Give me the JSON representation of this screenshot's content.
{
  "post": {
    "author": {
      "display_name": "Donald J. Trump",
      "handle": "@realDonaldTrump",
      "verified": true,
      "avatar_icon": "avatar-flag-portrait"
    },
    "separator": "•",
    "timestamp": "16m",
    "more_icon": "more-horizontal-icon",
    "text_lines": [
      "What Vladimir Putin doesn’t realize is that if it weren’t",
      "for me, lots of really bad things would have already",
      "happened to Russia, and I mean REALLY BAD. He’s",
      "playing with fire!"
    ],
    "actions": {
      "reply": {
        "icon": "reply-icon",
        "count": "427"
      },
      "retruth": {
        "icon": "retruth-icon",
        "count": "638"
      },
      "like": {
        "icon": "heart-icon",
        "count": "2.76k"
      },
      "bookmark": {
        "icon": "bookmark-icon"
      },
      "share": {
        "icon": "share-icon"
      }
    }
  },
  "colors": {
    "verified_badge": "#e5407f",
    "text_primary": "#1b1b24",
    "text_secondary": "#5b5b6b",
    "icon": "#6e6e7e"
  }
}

--------

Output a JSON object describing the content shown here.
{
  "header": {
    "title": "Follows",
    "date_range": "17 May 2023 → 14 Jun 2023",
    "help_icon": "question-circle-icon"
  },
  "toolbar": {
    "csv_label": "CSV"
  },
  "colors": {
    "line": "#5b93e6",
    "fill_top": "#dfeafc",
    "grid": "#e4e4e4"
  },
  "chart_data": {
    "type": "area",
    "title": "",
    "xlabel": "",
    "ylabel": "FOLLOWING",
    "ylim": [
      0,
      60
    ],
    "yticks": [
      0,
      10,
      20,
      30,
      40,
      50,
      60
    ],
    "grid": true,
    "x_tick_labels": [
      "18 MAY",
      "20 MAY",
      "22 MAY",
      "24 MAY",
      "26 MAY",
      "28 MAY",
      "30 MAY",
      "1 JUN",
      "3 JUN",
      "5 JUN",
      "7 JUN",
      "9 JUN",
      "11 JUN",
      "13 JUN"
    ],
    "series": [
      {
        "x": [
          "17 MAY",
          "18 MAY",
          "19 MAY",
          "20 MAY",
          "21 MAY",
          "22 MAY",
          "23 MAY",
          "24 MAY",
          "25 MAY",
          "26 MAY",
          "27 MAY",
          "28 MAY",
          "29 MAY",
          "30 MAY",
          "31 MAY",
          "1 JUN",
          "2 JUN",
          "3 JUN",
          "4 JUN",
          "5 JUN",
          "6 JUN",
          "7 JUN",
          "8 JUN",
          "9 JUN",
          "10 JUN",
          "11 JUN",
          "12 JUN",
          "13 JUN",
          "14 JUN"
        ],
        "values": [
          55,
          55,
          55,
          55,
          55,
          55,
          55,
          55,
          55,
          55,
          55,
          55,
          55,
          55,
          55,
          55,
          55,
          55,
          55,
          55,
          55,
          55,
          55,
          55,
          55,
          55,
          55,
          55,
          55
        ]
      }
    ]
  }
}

--------

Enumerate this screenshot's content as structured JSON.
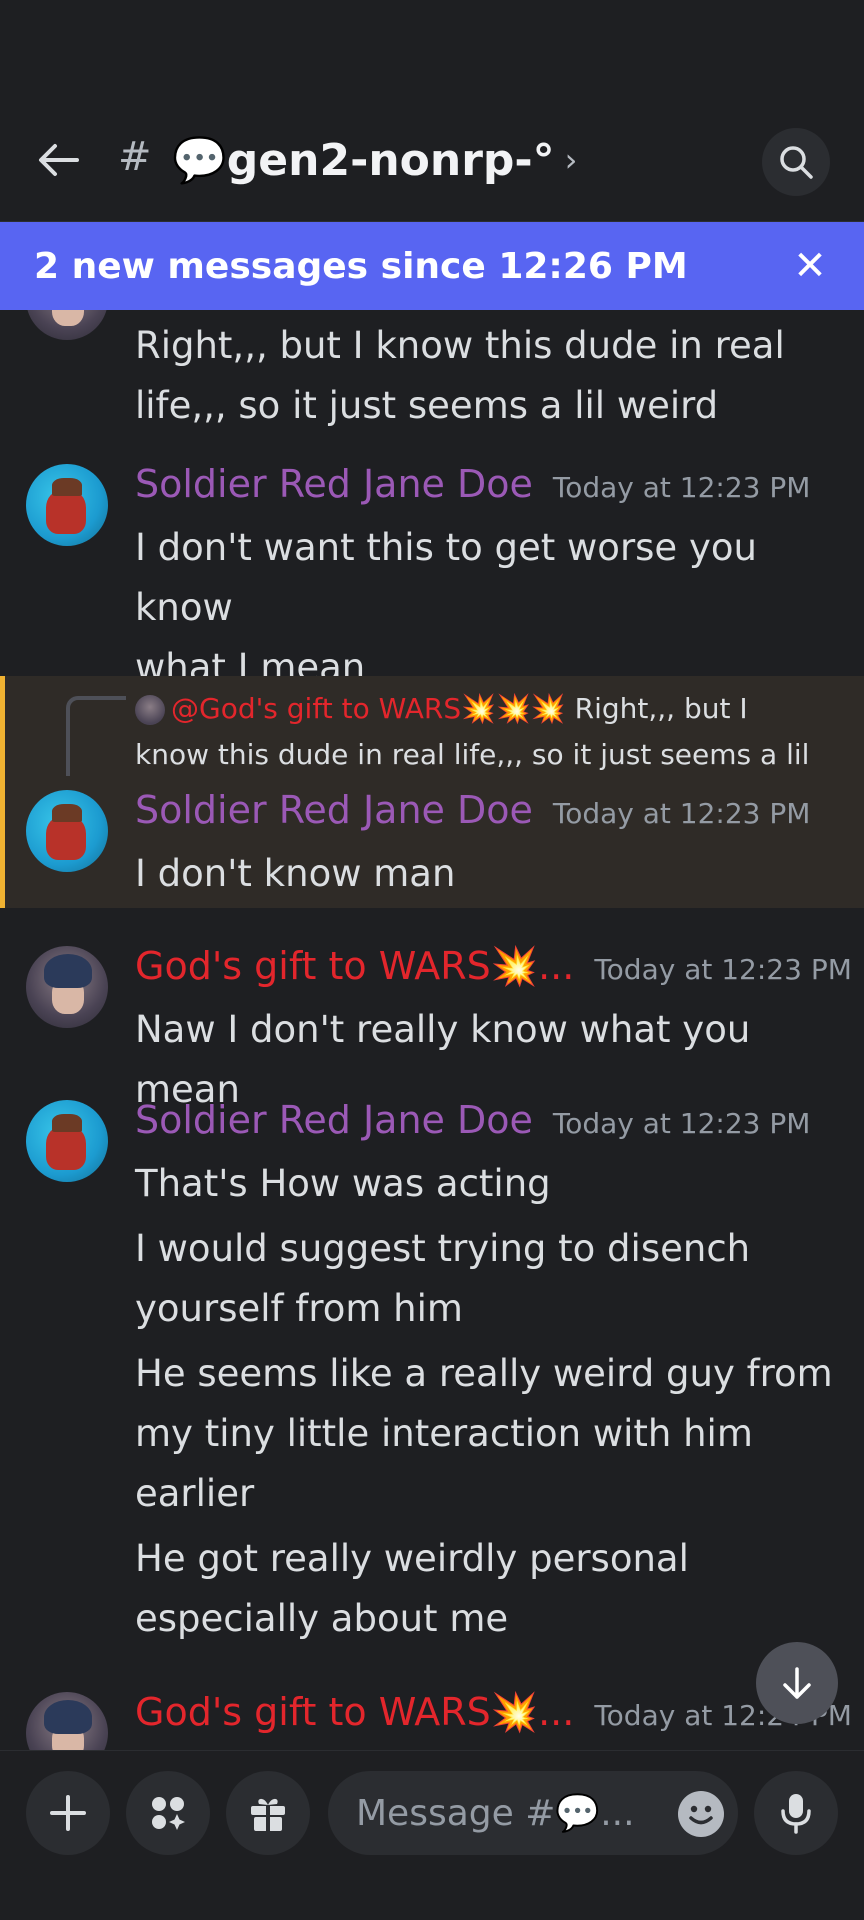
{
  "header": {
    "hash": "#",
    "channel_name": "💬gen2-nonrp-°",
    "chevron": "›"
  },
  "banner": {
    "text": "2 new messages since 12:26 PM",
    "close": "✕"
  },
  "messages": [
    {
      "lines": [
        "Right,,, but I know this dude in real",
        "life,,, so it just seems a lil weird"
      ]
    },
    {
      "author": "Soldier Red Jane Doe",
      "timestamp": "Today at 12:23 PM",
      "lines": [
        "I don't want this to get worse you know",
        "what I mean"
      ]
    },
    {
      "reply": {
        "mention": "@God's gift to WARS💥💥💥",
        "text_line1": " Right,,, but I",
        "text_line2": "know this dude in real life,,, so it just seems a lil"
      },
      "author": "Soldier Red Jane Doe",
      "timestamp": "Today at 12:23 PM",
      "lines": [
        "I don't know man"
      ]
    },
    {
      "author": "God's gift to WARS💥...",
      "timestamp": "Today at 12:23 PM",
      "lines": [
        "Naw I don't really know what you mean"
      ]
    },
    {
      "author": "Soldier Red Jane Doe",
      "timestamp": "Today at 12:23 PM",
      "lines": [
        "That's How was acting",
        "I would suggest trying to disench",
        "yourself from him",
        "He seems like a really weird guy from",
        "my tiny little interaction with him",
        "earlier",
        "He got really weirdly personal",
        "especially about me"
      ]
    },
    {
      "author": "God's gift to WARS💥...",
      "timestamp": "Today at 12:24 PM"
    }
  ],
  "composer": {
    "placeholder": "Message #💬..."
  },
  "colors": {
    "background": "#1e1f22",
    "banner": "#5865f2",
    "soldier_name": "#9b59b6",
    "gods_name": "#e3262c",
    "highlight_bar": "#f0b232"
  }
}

--------

* PROBLEM DETAILS *
Count the lines above that contain the word "dude", and give only that number.

* EXPECTED ANSWER *
2